— START Exercise materials —

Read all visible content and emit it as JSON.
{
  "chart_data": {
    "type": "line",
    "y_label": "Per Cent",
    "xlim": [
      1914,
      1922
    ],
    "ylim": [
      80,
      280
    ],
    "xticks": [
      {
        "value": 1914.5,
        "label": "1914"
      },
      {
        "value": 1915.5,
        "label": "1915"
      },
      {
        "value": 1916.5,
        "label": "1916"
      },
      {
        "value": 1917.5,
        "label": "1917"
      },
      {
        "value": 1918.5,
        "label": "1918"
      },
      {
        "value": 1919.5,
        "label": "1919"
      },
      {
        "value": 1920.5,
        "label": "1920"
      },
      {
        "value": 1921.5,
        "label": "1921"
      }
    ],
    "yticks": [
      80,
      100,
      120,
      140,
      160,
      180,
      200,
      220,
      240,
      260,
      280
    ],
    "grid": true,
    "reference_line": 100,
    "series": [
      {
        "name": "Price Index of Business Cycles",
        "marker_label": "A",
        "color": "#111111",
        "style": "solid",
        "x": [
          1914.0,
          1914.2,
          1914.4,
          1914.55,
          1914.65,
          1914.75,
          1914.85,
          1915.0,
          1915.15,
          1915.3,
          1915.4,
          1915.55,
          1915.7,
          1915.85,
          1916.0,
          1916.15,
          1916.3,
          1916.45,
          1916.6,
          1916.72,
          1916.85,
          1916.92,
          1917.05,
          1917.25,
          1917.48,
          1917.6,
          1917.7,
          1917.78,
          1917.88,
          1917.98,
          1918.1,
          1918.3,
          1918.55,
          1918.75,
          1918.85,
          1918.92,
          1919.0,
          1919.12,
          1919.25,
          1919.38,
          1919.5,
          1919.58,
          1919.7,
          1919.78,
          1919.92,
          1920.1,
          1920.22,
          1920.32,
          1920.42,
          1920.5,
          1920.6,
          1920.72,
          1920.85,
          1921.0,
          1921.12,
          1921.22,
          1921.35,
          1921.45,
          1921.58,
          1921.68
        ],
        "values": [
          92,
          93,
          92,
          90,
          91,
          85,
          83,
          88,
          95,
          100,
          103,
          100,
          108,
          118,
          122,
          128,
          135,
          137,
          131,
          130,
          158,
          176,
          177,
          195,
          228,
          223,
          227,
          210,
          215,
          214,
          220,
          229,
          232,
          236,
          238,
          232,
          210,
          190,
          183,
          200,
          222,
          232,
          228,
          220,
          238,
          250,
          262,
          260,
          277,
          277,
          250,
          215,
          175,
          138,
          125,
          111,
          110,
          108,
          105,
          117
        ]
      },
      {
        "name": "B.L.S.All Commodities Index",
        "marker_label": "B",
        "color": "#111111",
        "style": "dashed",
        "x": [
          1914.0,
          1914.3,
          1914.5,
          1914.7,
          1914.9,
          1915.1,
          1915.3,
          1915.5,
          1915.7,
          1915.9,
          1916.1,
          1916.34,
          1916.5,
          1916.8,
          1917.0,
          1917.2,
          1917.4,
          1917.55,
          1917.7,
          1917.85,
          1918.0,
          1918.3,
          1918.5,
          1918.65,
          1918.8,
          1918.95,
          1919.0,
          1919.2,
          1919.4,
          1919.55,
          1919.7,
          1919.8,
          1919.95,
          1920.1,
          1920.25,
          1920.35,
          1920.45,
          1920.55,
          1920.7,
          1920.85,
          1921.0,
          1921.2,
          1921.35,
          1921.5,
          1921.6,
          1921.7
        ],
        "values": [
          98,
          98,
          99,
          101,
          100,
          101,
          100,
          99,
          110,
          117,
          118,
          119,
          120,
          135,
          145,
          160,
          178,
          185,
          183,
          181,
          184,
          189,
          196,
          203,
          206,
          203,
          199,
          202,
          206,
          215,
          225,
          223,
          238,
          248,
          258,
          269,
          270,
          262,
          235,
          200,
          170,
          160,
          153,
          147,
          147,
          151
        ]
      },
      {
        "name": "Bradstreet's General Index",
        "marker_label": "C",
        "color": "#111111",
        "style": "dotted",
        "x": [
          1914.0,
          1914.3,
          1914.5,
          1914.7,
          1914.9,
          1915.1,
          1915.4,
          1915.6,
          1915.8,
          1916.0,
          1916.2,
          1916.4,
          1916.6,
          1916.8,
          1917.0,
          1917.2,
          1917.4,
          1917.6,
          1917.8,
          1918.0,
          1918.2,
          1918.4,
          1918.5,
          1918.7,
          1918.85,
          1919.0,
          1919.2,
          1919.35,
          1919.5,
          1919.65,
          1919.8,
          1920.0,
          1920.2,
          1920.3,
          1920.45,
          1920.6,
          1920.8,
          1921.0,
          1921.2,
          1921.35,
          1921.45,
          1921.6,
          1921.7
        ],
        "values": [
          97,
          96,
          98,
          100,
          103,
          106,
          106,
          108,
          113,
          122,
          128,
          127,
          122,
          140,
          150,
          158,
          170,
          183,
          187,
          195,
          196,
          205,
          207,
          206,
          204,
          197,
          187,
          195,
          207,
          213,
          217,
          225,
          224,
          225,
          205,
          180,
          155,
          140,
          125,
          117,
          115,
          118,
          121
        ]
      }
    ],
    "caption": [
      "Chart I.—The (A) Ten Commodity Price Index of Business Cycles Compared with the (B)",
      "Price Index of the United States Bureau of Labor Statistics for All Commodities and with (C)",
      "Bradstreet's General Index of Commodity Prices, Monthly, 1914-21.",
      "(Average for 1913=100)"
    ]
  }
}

— END Exercise materials —

§ **Exercise goal**: Gather each line in the data that holds the string "Business".

§ **Exercise response**:
        "name": "Price Index of Business Cycles",
      "Chart I.—The (A) Ten Commodity Price Index of Business Cycles Compared with the (B)",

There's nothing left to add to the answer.